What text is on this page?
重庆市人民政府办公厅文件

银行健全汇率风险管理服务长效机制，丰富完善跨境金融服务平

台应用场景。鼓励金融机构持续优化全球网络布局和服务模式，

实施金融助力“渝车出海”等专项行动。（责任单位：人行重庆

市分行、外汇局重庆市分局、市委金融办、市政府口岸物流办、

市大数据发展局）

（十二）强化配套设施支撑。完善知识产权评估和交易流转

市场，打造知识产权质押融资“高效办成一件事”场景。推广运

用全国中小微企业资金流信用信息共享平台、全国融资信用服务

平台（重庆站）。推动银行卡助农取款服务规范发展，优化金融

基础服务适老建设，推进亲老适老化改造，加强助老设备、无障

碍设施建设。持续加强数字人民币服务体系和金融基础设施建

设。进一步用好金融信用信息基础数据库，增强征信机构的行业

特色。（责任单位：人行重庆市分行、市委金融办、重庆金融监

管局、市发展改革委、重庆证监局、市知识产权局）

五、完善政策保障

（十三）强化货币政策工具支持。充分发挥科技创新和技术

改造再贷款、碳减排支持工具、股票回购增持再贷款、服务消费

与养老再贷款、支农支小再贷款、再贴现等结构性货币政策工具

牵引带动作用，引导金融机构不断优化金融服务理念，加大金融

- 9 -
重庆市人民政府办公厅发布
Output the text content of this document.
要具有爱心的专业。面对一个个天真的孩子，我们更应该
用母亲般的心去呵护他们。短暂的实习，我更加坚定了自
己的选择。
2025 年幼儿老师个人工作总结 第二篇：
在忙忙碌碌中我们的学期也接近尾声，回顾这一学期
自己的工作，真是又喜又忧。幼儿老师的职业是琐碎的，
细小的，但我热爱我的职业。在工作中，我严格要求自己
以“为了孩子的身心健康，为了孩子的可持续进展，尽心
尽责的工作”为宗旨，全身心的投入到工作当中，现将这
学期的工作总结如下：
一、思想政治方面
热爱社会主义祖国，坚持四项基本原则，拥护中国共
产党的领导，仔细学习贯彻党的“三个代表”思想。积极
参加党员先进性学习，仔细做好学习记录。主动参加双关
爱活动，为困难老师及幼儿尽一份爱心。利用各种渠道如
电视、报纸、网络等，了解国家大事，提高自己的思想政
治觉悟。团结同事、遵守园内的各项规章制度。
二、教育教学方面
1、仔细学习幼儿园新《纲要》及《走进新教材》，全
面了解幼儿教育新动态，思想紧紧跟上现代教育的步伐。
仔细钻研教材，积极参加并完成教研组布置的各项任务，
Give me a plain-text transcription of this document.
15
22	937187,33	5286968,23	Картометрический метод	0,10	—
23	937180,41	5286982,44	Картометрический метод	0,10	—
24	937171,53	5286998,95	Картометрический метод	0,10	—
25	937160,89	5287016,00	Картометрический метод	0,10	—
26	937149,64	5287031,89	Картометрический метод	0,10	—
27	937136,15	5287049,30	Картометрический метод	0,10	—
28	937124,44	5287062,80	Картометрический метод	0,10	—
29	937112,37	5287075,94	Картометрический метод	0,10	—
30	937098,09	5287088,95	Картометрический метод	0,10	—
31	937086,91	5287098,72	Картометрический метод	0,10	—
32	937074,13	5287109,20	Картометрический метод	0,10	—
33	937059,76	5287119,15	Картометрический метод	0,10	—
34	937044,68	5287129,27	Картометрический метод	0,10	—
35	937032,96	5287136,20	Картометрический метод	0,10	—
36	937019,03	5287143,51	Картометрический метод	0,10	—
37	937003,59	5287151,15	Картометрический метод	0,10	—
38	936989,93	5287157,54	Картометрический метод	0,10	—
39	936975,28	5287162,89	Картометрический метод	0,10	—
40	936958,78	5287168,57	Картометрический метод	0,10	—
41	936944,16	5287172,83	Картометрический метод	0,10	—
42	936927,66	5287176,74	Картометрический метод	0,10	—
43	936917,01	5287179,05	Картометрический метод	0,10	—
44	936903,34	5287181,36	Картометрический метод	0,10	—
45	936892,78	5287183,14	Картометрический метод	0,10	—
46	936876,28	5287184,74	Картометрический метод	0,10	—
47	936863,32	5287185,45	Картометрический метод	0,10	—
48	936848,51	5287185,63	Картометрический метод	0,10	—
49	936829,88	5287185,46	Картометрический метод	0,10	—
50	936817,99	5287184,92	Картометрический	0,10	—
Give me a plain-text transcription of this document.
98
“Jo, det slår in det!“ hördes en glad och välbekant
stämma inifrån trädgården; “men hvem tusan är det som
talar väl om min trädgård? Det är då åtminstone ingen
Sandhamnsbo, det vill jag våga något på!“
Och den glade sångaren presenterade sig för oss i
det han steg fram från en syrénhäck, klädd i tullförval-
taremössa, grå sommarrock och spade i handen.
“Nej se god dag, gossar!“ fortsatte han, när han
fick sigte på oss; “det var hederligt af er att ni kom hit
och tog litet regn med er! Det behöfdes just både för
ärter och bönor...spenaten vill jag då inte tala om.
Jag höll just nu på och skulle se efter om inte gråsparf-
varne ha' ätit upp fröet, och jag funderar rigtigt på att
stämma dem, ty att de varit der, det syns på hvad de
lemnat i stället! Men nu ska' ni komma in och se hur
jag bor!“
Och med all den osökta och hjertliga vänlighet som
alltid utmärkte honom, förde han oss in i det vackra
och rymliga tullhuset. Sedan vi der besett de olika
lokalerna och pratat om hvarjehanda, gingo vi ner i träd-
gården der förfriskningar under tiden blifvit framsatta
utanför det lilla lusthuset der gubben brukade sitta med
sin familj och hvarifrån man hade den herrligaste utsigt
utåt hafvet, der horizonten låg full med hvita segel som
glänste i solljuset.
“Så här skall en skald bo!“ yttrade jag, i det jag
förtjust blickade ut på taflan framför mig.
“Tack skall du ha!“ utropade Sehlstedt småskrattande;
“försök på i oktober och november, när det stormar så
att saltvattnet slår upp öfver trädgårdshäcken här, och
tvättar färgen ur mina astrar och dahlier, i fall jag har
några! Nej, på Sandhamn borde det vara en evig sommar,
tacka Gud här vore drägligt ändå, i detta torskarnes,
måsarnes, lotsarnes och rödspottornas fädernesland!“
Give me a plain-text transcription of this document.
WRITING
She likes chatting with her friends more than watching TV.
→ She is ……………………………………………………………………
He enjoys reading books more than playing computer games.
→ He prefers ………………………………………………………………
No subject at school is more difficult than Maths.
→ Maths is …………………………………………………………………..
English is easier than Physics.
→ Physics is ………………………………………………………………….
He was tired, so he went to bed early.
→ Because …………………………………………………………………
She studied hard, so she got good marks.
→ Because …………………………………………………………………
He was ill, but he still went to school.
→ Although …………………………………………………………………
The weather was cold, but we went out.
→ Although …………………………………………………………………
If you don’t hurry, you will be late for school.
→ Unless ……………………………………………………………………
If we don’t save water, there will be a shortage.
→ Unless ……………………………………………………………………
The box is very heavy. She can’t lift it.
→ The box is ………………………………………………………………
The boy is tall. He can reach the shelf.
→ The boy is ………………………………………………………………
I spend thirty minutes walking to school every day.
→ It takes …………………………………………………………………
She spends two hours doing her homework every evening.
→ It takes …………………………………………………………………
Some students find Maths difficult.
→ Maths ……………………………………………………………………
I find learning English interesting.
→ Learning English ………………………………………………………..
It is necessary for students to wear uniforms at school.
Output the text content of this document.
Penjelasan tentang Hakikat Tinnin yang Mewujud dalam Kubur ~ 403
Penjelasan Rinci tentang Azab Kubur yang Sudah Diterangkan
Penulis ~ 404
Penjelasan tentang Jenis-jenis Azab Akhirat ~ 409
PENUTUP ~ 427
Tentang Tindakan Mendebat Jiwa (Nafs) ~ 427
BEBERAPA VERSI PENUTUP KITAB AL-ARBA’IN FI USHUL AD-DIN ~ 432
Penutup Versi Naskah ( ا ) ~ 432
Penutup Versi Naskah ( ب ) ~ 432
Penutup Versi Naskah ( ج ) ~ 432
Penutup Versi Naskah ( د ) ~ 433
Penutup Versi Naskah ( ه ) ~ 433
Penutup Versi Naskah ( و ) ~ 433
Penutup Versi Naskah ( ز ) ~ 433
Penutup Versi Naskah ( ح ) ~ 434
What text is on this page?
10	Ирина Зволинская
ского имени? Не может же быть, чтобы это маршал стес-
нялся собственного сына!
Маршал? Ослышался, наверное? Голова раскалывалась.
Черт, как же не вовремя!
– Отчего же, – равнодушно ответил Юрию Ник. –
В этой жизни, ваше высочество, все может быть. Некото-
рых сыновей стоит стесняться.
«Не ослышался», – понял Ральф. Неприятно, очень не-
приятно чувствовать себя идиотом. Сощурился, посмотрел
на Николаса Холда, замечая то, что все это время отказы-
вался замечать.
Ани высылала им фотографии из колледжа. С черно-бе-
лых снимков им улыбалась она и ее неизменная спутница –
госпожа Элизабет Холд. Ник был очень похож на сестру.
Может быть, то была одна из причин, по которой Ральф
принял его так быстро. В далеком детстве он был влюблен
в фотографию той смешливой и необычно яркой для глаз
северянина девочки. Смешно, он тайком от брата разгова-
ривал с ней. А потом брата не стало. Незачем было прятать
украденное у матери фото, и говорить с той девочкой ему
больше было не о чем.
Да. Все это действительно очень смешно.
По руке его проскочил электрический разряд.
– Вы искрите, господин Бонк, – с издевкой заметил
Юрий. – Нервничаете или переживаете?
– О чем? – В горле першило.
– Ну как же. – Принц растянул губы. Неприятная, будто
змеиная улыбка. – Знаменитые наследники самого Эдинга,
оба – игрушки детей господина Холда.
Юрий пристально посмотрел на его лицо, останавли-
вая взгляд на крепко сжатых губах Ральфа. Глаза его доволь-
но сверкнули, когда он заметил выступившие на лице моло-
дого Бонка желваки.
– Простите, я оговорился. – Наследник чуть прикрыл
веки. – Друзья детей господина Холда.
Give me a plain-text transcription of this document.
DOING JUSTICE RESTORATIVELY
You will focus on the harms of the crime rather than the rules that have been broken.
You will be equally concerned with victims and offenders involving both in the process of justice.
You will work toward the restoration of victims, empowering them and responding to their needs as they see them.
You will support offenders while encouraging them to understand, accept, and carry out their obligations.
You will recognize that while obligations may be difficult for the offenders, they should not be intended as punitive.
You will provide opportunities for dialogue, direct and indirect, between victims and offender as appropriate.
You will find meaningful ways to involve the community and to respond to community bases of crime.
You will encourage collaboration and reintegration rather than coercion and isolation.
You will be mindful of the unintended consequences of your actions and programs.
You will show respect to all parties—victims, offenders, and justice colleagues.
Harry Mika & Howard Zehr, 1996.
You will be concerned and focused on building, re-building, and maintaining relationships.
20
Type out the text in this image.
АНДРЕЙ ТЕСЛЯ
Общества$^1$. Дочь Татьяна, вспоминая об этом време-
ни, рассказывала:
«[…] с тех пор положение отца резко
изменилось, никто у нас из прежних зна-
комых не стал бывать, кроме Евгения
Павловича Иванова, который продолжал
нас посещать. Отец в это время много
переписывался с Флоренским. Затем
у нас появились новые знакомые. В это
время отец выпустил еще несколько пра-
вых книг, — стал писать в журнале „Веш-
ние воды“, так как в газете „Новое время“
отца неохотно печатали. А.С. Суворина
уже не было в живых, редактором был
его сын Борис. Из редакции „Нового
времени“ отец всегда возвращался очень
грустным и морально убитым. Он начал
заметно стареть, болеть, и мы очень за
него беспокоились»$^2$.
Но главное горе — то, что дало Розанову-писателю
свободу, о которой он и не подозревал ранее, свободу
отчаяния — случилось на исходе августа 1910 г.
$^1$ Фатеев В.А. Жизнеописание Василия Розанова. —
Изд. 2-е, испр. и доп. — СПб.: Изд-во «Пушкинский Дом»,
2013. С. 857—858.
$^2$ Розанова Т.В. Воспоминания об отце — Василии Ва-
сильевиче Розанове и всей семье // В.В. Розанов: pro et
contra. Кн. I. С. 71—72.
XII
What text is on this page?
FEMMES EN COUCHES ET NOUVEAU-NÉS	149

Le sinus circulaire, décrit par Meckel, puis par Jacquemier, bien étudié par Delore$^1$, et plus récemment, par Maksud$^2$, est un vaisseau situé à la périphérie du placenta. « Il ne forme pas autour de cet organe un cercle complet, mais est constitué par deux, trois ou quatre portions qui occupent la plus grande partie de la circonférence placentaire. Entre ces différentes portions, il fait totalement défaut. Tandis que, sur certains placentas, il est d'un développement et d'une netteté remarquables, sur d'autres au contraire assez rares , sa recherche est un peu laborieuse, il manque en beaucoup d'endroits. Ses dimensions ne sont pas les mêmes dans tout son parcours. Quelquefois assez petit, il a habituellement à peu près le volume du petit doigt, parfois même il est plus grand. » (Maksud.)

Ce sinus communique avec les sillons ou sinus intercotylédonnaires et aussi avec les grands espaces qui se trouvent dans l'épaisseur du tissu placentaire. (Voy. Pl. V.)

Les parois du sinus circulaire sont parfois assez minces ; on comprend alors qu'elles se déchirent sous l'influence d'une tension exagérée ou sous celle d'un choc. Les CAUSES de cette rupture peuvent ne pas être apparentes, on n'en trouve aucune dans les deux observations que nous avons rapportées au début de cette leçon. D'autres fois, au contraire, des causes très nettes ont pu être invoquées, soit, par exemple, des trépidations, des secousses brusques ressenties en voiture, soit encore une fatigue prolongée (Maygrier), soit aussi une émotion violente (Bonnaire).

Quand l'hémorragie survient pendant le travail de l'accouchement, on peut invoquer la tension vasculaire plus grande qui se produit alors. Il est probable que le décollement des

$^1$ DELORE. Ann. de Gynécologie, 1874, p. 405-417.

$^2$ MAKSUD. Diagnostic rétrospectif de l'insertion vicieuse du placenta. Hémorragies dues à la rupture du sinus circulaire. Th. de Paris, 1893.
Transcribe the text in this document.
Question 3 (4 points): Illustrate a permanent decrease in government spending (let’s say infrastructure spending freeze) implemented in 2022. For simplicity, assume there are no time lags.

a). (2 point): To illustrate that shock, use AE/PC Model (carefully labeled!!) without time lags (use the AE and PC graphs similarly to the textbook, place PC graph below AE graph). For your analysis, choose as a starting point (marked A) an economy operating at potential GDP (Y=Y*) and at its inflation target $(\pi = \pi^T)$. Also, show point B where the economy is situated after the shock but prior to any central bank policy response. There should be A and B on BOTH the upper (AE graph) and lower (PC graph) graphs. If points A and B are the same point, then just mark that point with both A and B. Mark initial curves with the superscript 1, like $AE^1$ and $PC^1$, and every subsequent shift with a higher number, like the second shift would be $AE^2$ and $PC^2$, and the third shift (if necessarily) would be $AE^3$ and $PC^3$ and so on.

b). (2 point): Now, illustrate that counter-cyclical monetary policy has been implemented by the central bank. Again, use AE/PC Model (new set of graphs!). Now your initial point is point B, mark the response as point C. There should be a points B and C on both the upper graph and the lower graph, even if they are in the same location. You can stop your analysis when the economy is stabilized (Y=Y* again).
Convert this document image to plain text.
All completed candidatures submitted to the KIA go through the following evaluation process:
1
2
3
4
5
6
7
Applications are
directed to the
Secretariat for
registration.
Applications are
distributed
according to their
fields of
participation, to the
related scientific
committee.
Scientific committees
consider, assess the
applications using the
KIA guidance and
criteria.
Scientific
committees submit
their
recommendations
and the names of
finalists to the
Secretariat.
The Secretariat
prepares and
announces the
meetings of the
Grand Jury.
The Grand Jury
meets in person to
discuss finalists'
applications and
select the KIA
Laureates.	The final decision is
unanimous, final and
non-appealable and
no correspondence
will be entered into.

────────────────────

» What the task requires
From the entries above, collect every line with the string "детей" in it.

» Exercise result
оба – игрушки детей господина Холда.
веки. – Друзья детей господина Холда.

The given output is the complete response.